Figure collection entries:

=== Section Start ===

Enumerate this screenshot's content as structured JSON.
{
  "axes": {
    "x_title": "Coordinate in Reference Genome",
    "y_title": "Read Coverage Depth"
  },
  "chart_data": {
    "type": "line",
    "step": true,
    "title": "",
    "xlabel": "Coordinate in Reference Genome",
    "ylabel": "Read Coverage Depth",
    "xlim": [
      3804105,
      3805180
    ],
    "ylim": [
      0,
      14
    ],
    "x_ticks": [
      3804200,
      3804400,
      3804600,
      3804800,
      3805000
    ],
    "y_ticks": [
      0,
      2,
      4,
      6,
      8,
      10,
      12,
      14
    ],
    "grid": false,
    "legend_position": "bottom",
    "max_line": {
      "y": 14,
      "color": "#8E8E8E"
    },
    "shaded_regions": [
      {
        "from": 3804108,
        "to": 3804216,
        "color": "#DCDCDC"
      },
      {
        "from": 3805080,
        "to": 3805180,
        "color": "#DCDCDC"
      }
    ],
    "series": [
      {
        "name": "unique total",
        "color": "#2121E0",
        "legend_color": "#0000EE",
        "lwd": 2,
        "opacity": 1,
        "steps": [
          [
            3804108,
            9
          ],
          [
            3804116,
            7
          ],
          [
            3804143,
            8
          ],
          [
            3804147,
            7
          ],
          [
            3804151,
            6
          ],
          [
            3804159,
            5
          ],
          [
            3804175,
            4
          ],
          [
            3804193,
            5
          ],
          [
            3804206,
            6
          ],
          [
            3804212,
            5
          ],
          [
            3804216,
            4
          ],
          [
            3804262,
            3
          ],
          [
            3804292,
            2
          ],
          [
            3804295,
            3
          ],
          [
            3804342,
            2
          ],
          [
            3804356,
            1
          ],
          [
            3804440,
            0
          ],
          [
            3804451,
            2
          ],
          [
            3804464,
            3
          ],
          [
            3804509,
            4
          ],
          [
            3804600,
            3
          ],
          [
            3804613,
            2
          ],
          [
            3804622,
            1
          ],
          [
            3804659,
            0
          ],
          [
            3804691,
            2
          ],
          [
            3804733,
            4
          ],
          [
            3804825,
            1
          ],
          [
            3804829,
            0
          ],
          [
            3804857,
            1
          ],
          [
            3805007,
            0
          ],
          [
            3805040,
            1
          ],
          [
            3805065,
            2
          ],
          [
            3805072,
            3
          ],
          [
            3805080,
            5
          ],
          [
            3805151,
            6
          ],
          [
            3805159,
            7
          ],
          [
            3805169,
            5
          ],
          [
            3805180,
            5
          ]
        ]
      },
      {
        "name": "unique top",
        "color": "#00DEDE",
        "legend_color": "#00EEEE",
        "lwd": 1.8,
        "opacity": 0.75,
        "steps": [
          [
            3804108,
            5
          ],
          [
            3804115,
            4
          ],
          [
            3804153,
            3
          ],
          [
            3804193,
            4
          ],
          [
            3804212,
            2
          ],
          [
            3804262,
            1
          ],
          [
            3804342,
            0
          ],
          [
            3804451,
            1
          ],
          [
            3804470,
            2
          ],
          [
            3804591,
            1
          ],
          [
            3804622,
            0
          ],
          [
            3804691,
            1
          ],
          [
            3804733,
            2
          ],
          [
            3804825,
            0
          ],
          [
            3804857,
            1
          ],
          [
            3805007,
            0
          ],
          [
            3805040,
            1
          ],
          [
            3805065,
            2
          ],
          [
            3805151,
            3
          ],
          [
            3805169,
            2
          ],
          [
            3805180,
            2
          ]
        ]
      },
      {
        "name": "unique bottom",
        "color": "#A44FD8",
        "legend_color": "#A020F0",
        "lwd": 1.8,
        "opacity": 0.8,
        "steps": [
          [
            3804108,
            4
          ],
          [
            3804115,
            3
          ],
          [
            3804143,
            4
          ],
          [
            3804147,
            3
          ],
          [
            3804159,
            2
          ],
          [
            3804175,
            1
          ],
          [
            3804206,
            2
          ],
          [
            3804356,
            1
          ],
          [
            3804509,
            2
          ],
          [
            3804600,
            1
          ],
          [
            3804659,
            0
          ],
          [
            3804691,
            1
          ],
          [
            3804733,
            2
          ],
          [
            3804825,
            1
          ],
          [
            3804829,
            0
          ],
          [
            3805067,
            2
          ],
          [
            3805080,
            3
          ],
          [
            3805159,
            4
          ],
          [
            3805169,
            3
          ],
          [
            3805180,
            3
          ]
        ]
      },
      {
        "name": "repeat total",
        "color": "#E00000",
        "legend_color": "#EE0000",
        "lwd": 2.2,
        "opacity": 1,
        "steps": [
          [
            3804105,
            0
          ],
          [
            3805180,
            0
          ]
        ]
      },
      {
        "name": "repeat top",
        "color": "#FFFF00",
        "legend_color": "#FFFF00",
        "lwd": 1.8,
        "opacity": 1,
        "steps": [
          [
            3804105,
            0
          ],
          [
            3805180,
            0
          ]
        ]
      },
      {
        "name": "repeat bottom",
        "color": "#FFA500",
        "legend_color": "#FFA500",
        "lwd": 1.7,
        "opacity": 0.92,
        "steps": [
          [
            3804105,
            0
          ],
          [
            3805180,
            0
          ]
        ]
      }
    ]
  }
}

=== Section End ===

Try it:
Write out all the records above again, exactly as they stand.

Exercise response:
Enumerate this screenshot's content as structured JSON.
{
  "axes": {
    "x_title": "Coordinate in Reference Genome",
    "y_title": "Read Coverage Depth"
  },
  "chart_data": {
    "type": "line",
    "step": true,
    "title": "",
    "xlabel": "Coordinate in Reference Genome",
    "ylabel": "Read Coverage Depth",
    "xlim": [
      3804105,
      3805180
    ],
    "ylim": [
      0,
      14
    ],
    "x_ticks": [
      3804200,
      3804400,
      3804600,
      3804800,
      3805000
    ],
    "y_ticks": [
      0,
      2,
      4,
      6,
      8,
      10,
      12,
      14
    ],
    "grid": false,
    "legend_position": "bottom",
    "max_line": {
      "y": 14,
      "color": "#8E8E8E"
    },
    "shaded_regions": [
      {
        "from": 3804108,
        "to": 3804216,
        "color": "#DCDCDC"
      },
      {
        "from": 3805080,
        "to": 3805180,
        "color": "#DCDCDC"
      }
    ],
    "series": [
      {
        "name": "unique total",
        "color": "#2121E0",
        "legend_color": "#0000EE",
        "lwd": 2,
        "opacity": 1,
        "steps": [
          [
            3804108,
            9
          ],
          [
            3804116,
            7
          ],
          [
            3804143,
            8
          ],
          [
            3804147,
            7
          ],
          [
            3804151,
            6
          ],
          [
            3804159,
            5
          ],
          [
            3804175,
            4
          ],
          [
            3804193,
            5
          ],
          [
            3804206,
            6
          ],
          [
            3804212,
            5
          ],
          [
            3804216,
            4
          ],
          [
            3804262,
            3
          ],
          [
            3804292,
            2
          ],
          [
            3804295,
            3
          ],
          [
            3804342,
            2
          ],
          [
            3804356,
            1
          ],
          [
            3804440,
            0
          ],
          [
            3804451,
            2
          ],
          [
            3804464,
            3
          ],
          [
            3804509,
            4
          ],
          [
            3804600,
            3
          ],
          [
            3804613,
            2
          ],
          [
            3804622,
            1
          ],
          [
            3804659,
            0
          ],
          [
            3804691,
            2
          ],
          [
            3804733,
            4
          ],
          [
            3804825,
            1
          ],
          [
            3804829,
            0
          ],
          [
            3804857,
            1
          ],
          [
            3805007,
            0
          ],
          [
            3805040,
            1
          ],
          [
            3805065,
            2
          ],
          [
            3805072,
            3
          ],
          [
            3805080,
            5
          ],
          [
            3805151,
            6
          ],
          [
            3805159,
            7
          ],
          [
            3805169,
            5
          ],
          [
            3805180,
            5
          ]
        ]
      },
      {
        "name": "unique top",
        "color": "#00DEDE",
        "legend_color": "#00EEEE",
        "lwd": 1.8,
        "opacity": 0.75,
        "steps": [
          [
            3804108,
            5
          ],
          [
            3804115,
            4
          ],
          [
            3804153,
            3
          ],
          [
            3804193,
            4
          ],
          [
            3804212,
            2
          ],
          [
            3804262,
            1
          ],
          [
            3804342,
            0
          ],
          [
            3804451,
            1
          ],
          [
            3804470,
            2
          ],
          [
            3804591,
            1
          ],
          [
            3804622,
            0
          ],
          [
            3804691,
            1
          ],
          [
            3804733,
            2
          ],
          [
            3804825,
            0
          ],
          [
            3804857,
            1
          ],
          [
            3805007,
            0
          ],
          [
            3805040,
            1
          ],
          [
            3805065,
            2
          ],
          [
            3805151,
            3
          ],
          [
            3805169,
            2
          ],
          [
            3805180,
            2
          ]
        ]
      },
      {
        "name": "unique bottom",
        "color": "#A44FD8",
        "legend_color": "#A020F0",
        "lwd": 1.8,
        "opacity": 0.8,
        "steps": [
          [
            3804108,
            4
          ],
          [
            3804115,
            3
          ],
          [
            3804143,
            4
          ],
          [
            3804147,
            3
          ],
          [
            3804159,
            2
          ],
          [
            3804175,
            1
          ],
          [
            3804206,
            2
          ],
          [
            3804356,
            1
          ],
          [
            3804509,
            2
          ],
          [
            3804600,
            1
          ],
          [
            3804659,
            0
          ],
          [
            3804691,
            1
          ],
          [
            3804733,
            2
          ],
          [
            3804825,
            1
          ],
          [
            3804829,
            0
          ],
          [
            3805067,
            2
          ],
          [
            3805080,
            3
          ],
          [
            3805159,
            4
          ],
          [
            3805169,
            3
          ],
          [
            3805180,
            3
          ]
        ]
      },
      {
        "name": "repeat total",
        "color": "#E00000",
        "legend_color": "#EE0000",
        "lwd": 2.2,
        "opacity": 1,
        "steps": [
          [
            3804105,
            0
          ],
          [
            3805180,
            0
          ]
        ]
      },
      {
        "name": "repeat top",
        "color": "#FFFF00",
        "legend_color": "#FFFF00",
        "lwd": 1.8,
        "opacity": 1,
        "steps": [
          [
            3804105,
            0
          ],
          [
            3805180,
            0
          ]
        ]
      },
      {
        "name": "repeat bottom",
        "color": "#FFA500",
        "legend_color": "#FFA500",
        "lwd": 1.7,
        "opacity": 0.92,
        "steps": [
          [
            3804105,
            0
          ],
          [
            3805180,
            0
          ]
        ]
      }
    ]
  }
}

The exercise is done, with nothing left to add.